>> Begin Dataset

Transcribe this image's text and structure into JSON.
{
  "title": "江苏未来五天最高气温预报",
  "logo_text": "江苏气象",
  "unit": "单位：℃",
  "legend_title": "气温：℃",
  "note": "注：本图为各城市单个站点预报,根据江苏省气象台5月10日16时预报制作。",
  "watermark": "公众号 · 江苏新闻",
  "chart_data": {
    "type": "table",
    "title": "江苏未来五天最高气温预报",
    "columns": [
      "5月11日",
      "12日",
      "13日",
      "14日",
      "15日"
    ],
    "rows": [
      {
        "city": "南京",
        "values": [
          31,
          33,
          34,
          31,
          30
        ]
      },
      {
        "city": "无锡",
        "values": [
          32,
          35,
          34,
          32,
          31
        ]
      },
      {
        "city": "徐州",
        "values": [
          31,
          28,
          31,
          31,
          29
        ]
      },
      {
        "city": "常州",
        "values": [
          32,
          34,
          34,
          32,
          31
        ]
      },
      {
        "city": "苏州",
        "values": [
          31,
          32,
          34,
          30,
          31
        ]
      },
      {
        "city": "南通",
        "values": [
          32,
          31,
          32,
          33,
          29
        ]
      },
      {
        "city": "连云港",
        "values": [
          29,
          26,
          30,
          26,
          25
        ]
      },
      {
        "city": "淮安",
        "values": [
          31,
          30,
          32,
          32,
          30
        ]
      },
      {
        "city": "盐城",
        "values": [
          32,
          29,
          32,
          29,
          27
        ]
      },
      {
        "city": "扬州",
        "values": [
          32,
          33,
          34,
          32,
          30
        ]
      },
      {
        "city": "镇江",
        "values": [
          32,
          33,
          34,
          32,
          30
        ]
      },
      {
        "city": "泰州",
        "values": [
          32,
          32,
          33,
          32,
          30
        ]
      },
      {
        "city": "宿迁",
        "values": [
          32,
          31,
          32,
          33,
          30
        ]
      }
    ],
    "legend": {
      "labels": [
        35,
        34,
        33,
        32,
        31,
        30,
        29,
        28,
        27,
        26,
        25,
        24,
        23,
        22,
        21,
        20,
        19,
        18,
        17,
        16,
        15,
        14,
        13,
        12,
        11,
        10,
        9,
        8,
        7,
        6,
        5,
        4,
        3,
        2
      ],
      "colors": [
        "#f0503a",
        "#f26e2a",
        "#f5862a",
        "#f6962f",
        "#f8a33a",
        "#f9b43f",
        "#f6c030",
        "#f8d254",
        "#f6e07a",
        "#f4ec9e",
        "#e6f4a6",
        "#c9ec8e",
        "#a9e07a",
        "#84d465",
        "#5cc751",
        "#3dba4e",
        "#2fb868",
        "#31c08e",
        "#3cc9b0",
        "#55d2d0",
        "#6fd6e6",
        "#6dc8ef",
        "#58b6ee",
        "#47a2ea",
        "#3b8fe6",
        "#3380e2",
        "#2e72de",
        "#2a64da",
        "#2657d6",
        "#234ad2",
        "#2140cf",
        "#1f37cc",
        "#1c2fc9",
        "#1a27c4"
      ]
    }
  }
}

>> End Dataset

How many lines of these entries contain the string "江苏未来五天最高气温预报"? Reply with the number alone.

● **Task answer**: 2